» Dataset listings of figures
'''
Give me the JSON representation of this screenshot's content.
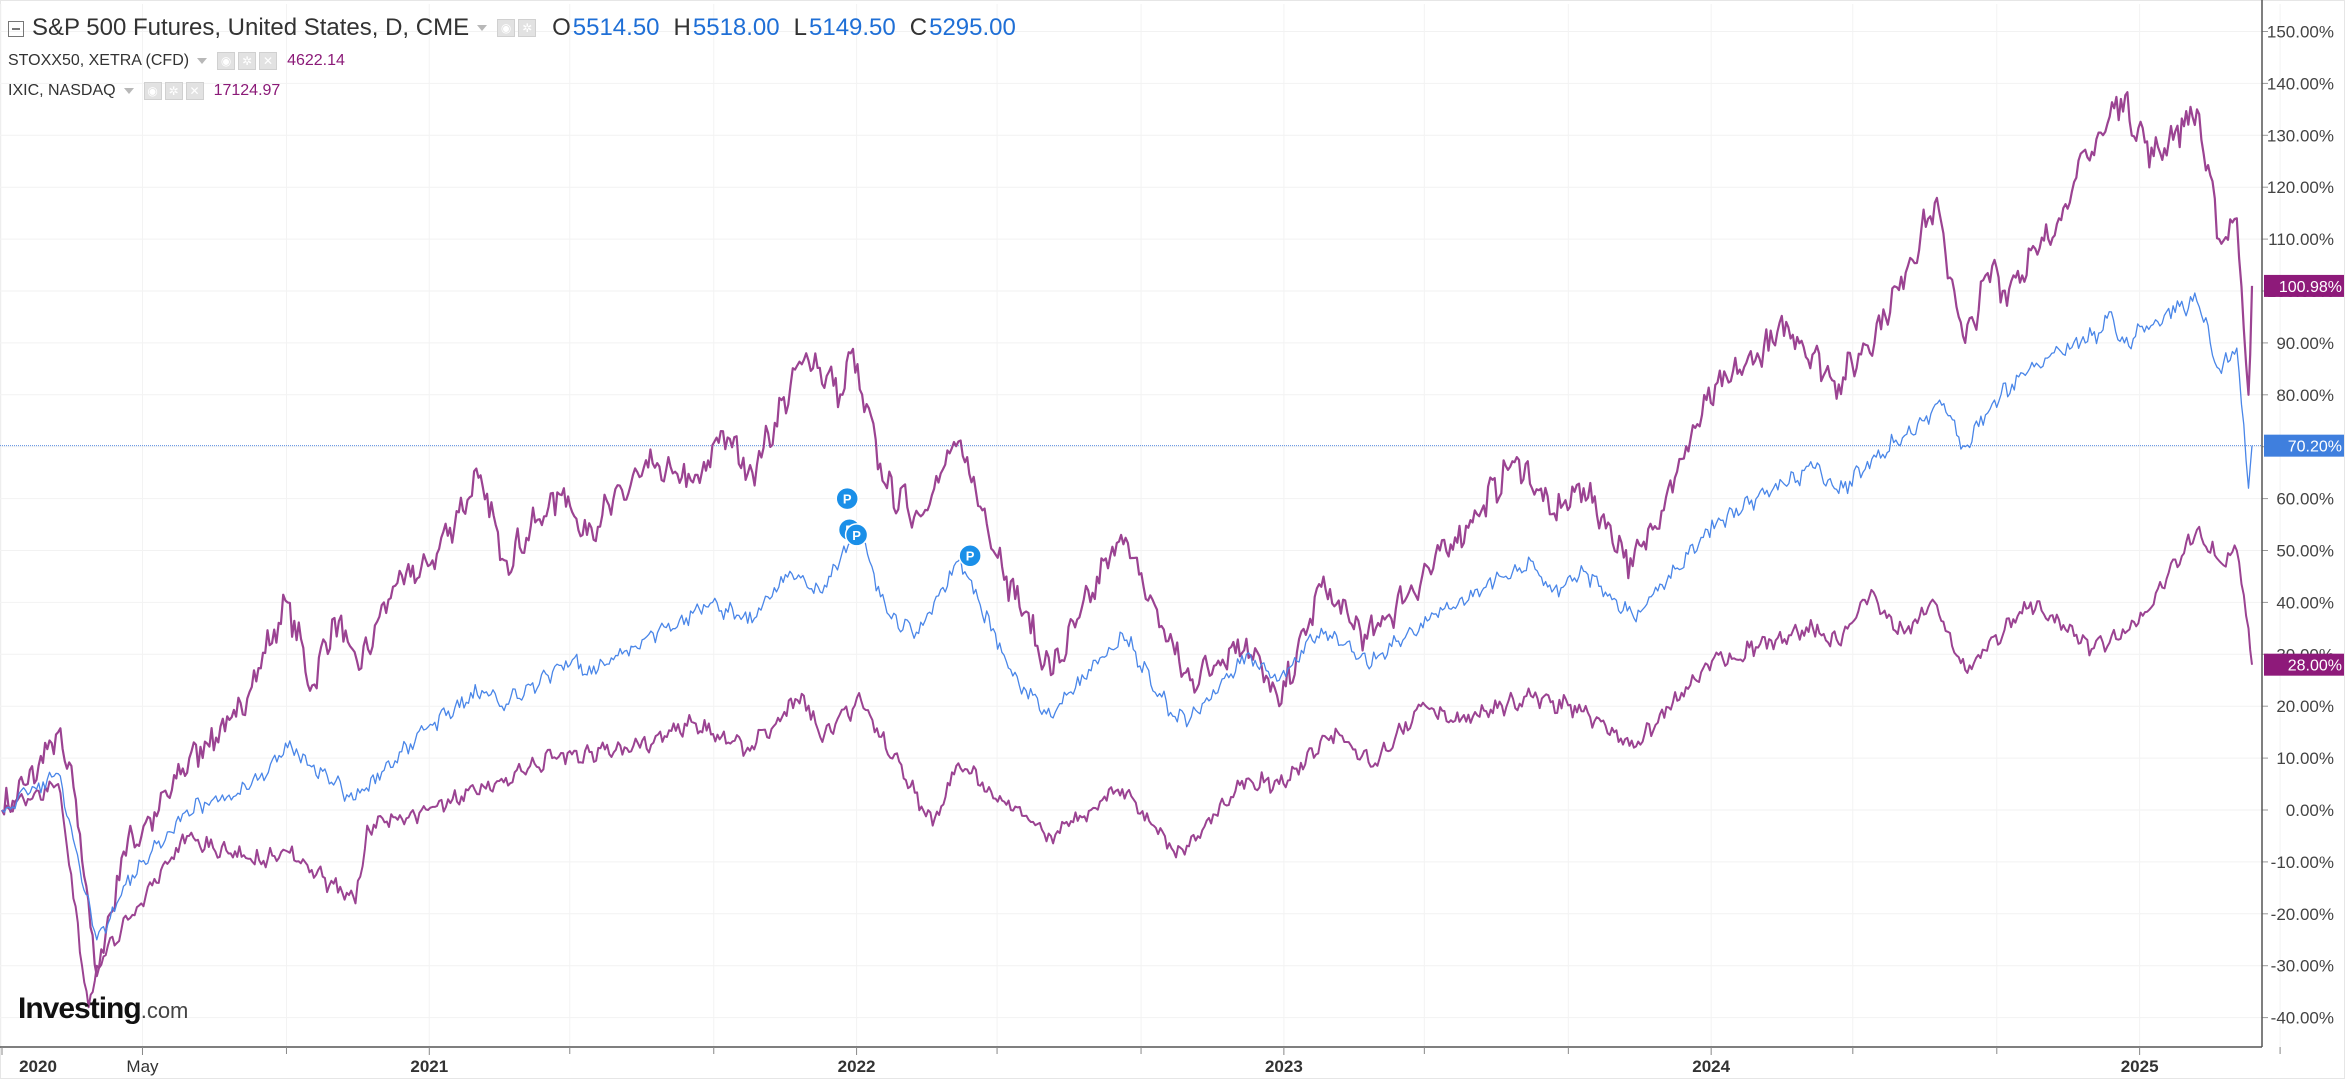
{
  "legend": {
    "main_title": "S&P 500 Futures, United States, D, CME",
    "open_label": "O",
    "open_value": "5514.50",
    "high_label": "H",
    "high_value": "5518.00",
    "low_label": "L",
    "low_value": "5149.50",
    "close_label": "C",
    "close_value": "5295.00",
    "series2_title": "STOXX50, XETRA (CFD)",
    "series2_value": "4622.14",
    "series3_title": "IXIC, NASDAQ",
    "series3_value": "17124.97"
  },
  "logo": {
    "brand": "Investing",
    "suffix": ".com"
  },
  "colors": {
    "sp500": "#4a86e8",
    "ixic": "#9b4392",
    "stoxx": "#9b4392",
    "label_ixic": "#8e1a7a",
    "label_sp": "#3f7fde"
  },
  "chart_data": {
    "type": "line",
    "x_axis": {
      "tick_labels": [
        "2020",
        "May",
        "2021",
        "2022",
        "2023",
        "2024",
        "2025"
      ],
      "tick_dates": [
        "2020-01-01",
        "2020-05-01",
        "2021-01-01",
        "2022-01-01",
        "2023-01-01",
        "2024-01-01",
        "2025-01-01"
      ],
      "range": [
        "2020-01-02",
        "2025-04-07"
      ],
      "minor_ticks": [
        "2020-09-01",
        "2021-05-01",
        "2021-09-01",
        "2022-05-01",
        "2022-09-01",
        "2023-05-01",
        "2023-09-01",
        "2024-05-01",
        "2024-09-01",
        "2025-05-01"
      ]
    },
    "y_axis": {
      "ticks": [
        150,
        140,
        130,
        120,
        110,
        100,
        90,
        80,
        70,
        60,
        50,
        40,
        30,
        20,
        10,
        0,
        -10,
        -20,
        -30,
        -40
      ],
      "unit": "%",
      "ylim": [
        -43,
        155
      ]
    },
    "grid": true,
    "reference_line": {
      "y": 70.2,
      "label": "70.20%"
    },
    "series": [
      {
        "name": "IXIC, NASDAQ",
        "color": "#9b4392",
        "end_label": "100.98%",
        "points": [
          [
            "2020-01-02",
            0
          ],
          [
            "2020-01-24",
            5
          ],
          [
            "2020-02-19",
            15
          ],
          [
            "2020-03-05",
            2
          ],
          [
            "2020-03-23",
            -32
          ],
          [
            "2020-04-15",
            -8
          ],
          [
            "2020-05-15",
            0
          ],
          [
            "2020-06-10",
            10
          ],
          [
            "2020-07-20",
            18
          ],
          [
            "2020-09-02",
            40
          ],
          [
            "2020-09-23",
            24
          ],
          [
            "2020-10-12",
            37
          ],
          [
            "2020-11-02",
            27
          ],
          [
            "2020-12-01",
            43
          ],
          [
            "2020-12-31",
            47
          ],
          [
            "2021-02-12",
            64
          ],
          [
            "2021-03-08",
            48
          ],
          [
            "2021-04-26",
            62
          ],
          [
            "2021-05-12",
            53
          ],
          [
            "2021-07-07",
            66
          ],
          [
            "2021-08-20",
            63
          ],
          [
            "2021-09-07",
            73
          ],
          [
            "2021-10-04",
            65
          ],
          [
            "2021-11-19",
            88
          ],
          [
            "2021-12-20",
            80
          ],
          [
            "2021-12-27",
            88
          ],
          [
            "2022-01-27",
            62
          ],
          [
            "2022-02-23",
            57
          ],
          [
            "2022-03-29",
            71
          ],
          [
            "2022-05-09",
            45
          ],
          [
            "2022-05-24",
            38
          ],
          [
            "2022-06-16",
            26
          ],
          [
            "2022-08-15",
            53
          ],
          [
            "2022-09-30",
            30
          ],
          [
            "2022-10-13",
            25
          ],
          [
            "2022-11-30",
            33
          ],
          [
            "2022-12-28",
            20
          ],
          [
            "2023-02-02",
            43
          ],
          [
            "2023-03-13",
            33
          ],
          [
            "2023-04-18",
            42
          ],
          [
            "2023-06-15",
            57
          ],
          [
            "2023-07-19",
            68
          ],
          [
            "2023-08-18",
            57
          ],
          [
            "2023-09-14",
            62
          ],
          [
            "2023-10-26",
            47
          ],
          [
            "2023-12-01",
            64
          ],
          [
            "2023-12-28",
            79
          ],
          [
            "2024-03-07",
            93
          ],
          [
            "2024-04-19",
            82
          ],
          [
            "2024-05-29",
            95
          ],
          [
            "2024-07-10",
            117
          ],
          [
            "2024-08-05",
            90
          ],
          [
            "2024-08-30",
            106
          ],
          [
            "2024-09-06",
            100
          ],
          [
            "2024-10-15",
            110
          ],
          [
            "2024-11-06",
            121
          ],
          [
            "2024-12-16",
            137
          ],
          [
            "2025-01-13",
            126
          ],
          [
            "2025-02-19",
            135
          ],
          [
            "2025-03-10",
            110
          ],
          [
            "2025-03-25",
            114
          ],
          [
            "2025-04-04",
            80
          ],
          [
            "2025-04-07",
            100.98
          ]
        ]
      },
      {
        "name": "S&P 500 Futures, United States, D, CME",
        "color": "#4a86e8",
        "end_label": "70.20%",
        "points": [
          [
            "2020-01-02",
            0
          ],
          [
            "2020-02-19",
            7
          ],
          [
            "2020-03-23",
            -25
          ],
          [
            "2020-04-30",
            -10
          ],
          [
            "2020-06-08",
            0
          ],
          [
            "2020-07-31",
            4
          ],
          [
            "2020-09-02",
            12
          ],
          [
            "2020-10-30",
            2
          ],
          [
            "2020-12-31",
            16
          ],
          [
            "2021-02-15",
            23
          ],
          [
            "2021-03-04",
            20
          ],
          [
            "2021-05-07",
            30
          ],
          [
            "2021-05-12",
            26
          ],
          [
            "2021-08-31",
            40
          ],
          [
            "2021-09-30",
            36
          ],
          [
            "2021-11-05",
            46
          ],
          [
            "2021-12-01",
            42
          ],
          [
            "2022-01-03",
            54
          ],
          [
            "2022-01-27",
            38
          ],
          [
            "2022-02-23",
            34
          ],
          [
            "2022-03-29",
            48
          ],
          [
            "2022-05-20",
            24
          ],
          [
            "2022-06-16",
            18
          ],
          [
            "2022-08-16",
            34
          ],
          [
            "2022-09-30",
            18
          ],
          [
            "2022-10-12",
            17
          ],
          [
            "2022-11-30",
            30
          ],
          [
            "2022-12-28",
            25
          ],
          [
            "2023-02-02",
            35
          ],
          [
            "2023-03-13",
            28
          ],
          [
            "2023-04-28",
            36
          ],
          [
            "2023-06-30",
            44
          ],
          [
            "2023-07-31",
            48
          ],
          [
            "2023-08-18",
            42
          ],
          [
            "2023-09-14",
            46
          ],
          [
            "2023-10-27",
            37
          ],
          [
            "2023-12-29",
            54
          ],
          [
            "2024-03-28",
            66
          ],
          [
            "2024-04-19",
            61
          ],
          [
            "2024-05-21",
            68
          ],
          [
            "2024-07-16",
            78
          ],
          [
            "2024-08-05",
            70
          ],
          [
            "2024-08-30",
            79
          ],
          [
            "2024-10-18",
            88
          ],
          [
            "2024-11-29",
            92
          ],
          [
            "2024-12-06",
            96
          ],
          [
            "2024-12-19",
            90
          ],
          [
            "2025-01-24",
            96
          ],
          [
            "2025-02-19",
            98
          ],
          [
            "2025-03-10",
            85
          ],
          [
            "2025-03-25",
            89
          ],
          [
            "2025-04-04",
            62
          ],
          [
            "2025-04-07",
            70.2
          ]
        ]
      },
      {
        "name": "STOXX50, XETRA (CFD)",
        "color": "#9b4392",
        "end_label": "28.00%",
        "points": [
          [
            "2020-01-02",
            0
          ],
          [
            "2020-02-19",
            5
          ],
          [
            "2020-03-16",
            -38
          ],
          [
            "2020-03-23",
            -30
          ],
          [
            "2020-04-30",
            -18
          ],
          [
            "2020-06-08",
            -5
          ],
          [
            "2020-08-03",
            -10
          ],
          [
            "2020-09-02",
            -8
          ],
          [
            "2020-10-30",
            -18
          ],
          [
            "2020-11-09",
            -3
          ],
          [
            "2020-12-31",
            0
          ],
          [
            "2021-02-26",
            5
          ],
          [
            "2021-04-16",
            10
          ],
          [
            "2021-06-30",
            12
          ],
          [
            "2021-08-13",
            17
          ],
          [
            "2021-09-30",
            12
          ],
          [
            "2021-11-17",
            22
          ],
          [
            "2021-12-01",
            14
          ],
          [
            "2022-01-05",
            21
          ],
          [
            "2022-03-07",
            -3
          ],
          [
            "2022-03-29",
            9
          ],
          [
            "2022-05-09",
            1
          ],
          [
            "2022-06-16",
            -5
          ],
          [
            "2022-08-16",
            4
          ],
          [
            "2022-09-29",
            -8
          ],
          [
            "2022-10-12",
            -7
          ],
          [
            "2022-11-30",
            6
          ],
          [
            "2022-12-28",
            5
          ],
          [
            "2023-02-16",
            15
          ],
          [
            "2023-03-20",
            9
          ],
          [
            "2023-04-28",
            20
          ],
          [
            "2023-05-31",
            17
          ],
          [
            "2023-07-31",
            22
          ],
          [
            "2023-09-14",
            19
          ],
          [
            "2023-10-27",
            12
          ],
          [
            "2023-12-29",
            28
          ],
          [
            "2024-03-28",
            35
          ],
          [
            "2024-04-19",
            32
          ],
          [
            "2024-05-15",
            41
          ],
          [
            "2024-06-14",
            34
          ],
          [
            "2024-07-10",
            40
          ],
          [
            "2024-08-05",
            27
          ],
          [
            "2024-09-30",
            40
          ],
          [
            "2024-11-21",
            31
          ],
          [
            "2024-12-31",
            36
          ],
          [
            "2025-02-19",
            54
          ],
          [
            "2025-03-10",
            48
          ],
          [
            "2025-03-25",
            50
          ],
          [
            "2025-04-04",
            35
          ],
          [
            "2025-04-07",
            28
          ]
        ]
      }
    ],
    "event_markers": [
      {
        "label": "P",
        "date": "2021-12-24",
        "y": 60
      },
      {
        "label": "P",
        "date": "2021-12-26",
        "y": 54
      },
      {
        "label": "P",
        "date": "2022-01-01",
        "y": 53
      },
      {
        "label": "P",
        "date": "2022-04-08",
        "y": 49
      }
    ]
  }
}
'''
» Set exercise
Return each line that includes "name".

» Output of the exercise
        "name": "IXIC, NASDAQ",
        "name": "S&P 500 Futures, United States, D, CME",
        "name": "STOXX50, XETRA (CFD)",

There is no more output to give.